> AIM: Check each line of the material below for "排除不选", then copy the ones that contain it.

━━━━━━━━

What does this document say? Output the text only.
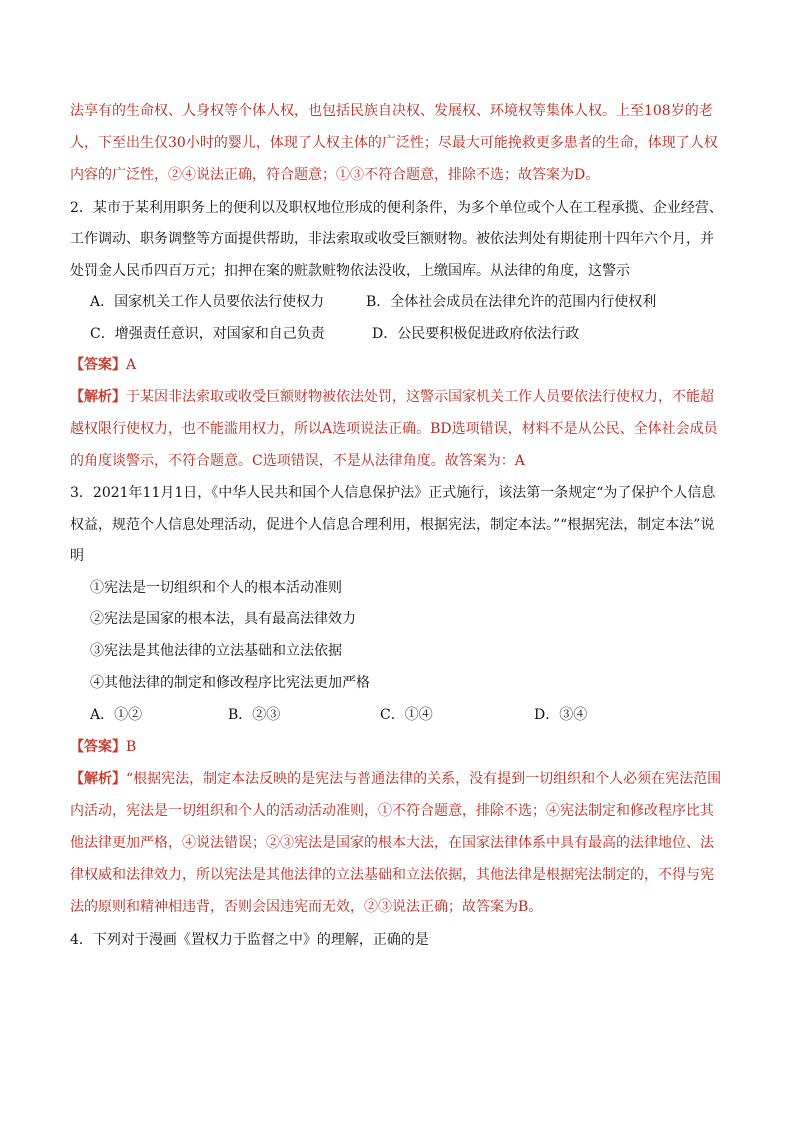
法享有的生命权、人身权等个体人权，也包括民族自决权、发展权、环境权等集体人权。上至108岁的老
人，下至出生仅30小时的婴儿，体现了人权主体的广泛性；尽最大可能挽救更多患者的生命，体现了人权
内容的广泛性，②④说法正确，符合题意；①③不符合题意，排除不选；故答案为D。
2．某市于某利用职务上的便利以及职权地位形成的便利条件，为多个单位或个人在工程承揽、企业经营、
工作调动、职务调整等方面提供帮助，非法索取或收受巨额财物。被依法判处有期徒刑十四年六个月，并
处罚金人民币四百万元；扣押在案的赃款赃物依法没收，上缴国库。从法律的角度，这警示
A．国家机关工作人员要依法行使权力	B．全体社会成员在法律允许的范围内行使权利
C．增强责任意识，对国家和自己负责	D．公民要积极促进政府依法行政
【答案】A
【解析】于某因非法索取或收受巨额财物被依法处罚，这警示国家机关工作人员要依法行使权力，不能超
越权限行使权力，也不能滥用权力，所以A选项说法正确。BD选项错误，材料不是从公民、全体社会成员
的角度谈警示，不符合题意。C选项错误，不是从法律角度。故答案为：A
3．2021年11月1日，《中华人民共和国个人信息保护法》正式施行，该法第一条规定“为了保护个人信息
权益，规范个人信息处理活动，促进个人信息合理利用，根据宪法，制定本法。”“根据宪法，制定本法”说
明
①宪法是一切组织和个人的根本活动准则
②宪法是国家的根本法，具有最高法律效力
③宪法是其他法律的立法基础和立法依据
④其他法律的制定和修改程序比宪法更加严格
A．①②	B．②③	C．①④	D．③④
【答案】B
【解析】“根据宪法，制定本法反映的是宪法与普通法律的关系，没有提到一切组织和个人必须在宪法范围
内活动，宪法是一切组织和个人的活动活动准则，①不符合题意，排除不选；④宪法制定和修改程序比其
他法律更加严格，④说法错误；②③宪法是国家的根本大法，在国家法律体系中具有最高的法律地位、法
律权威和法律效力，所以宪法是其他法律的立法基础和立法依据，其他法律是根据宪法制定的，不得与宪
法的原则和精神相违背，否则会因违宪而无效，②③说法正确；故答案为B。
4．下列对于漫画《置权力于监督之中》的理解，正确的是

━━━━━━━━

> SOLVED PROBLEM:
内容的广泛性，②④说法正确，符合题意；①③不符合题意，排除不选；故答案为D。
内活动，宪法是一切组织和个人的活动活动准则，①不符合题意，排除不选；④宪法制定和修改程序比其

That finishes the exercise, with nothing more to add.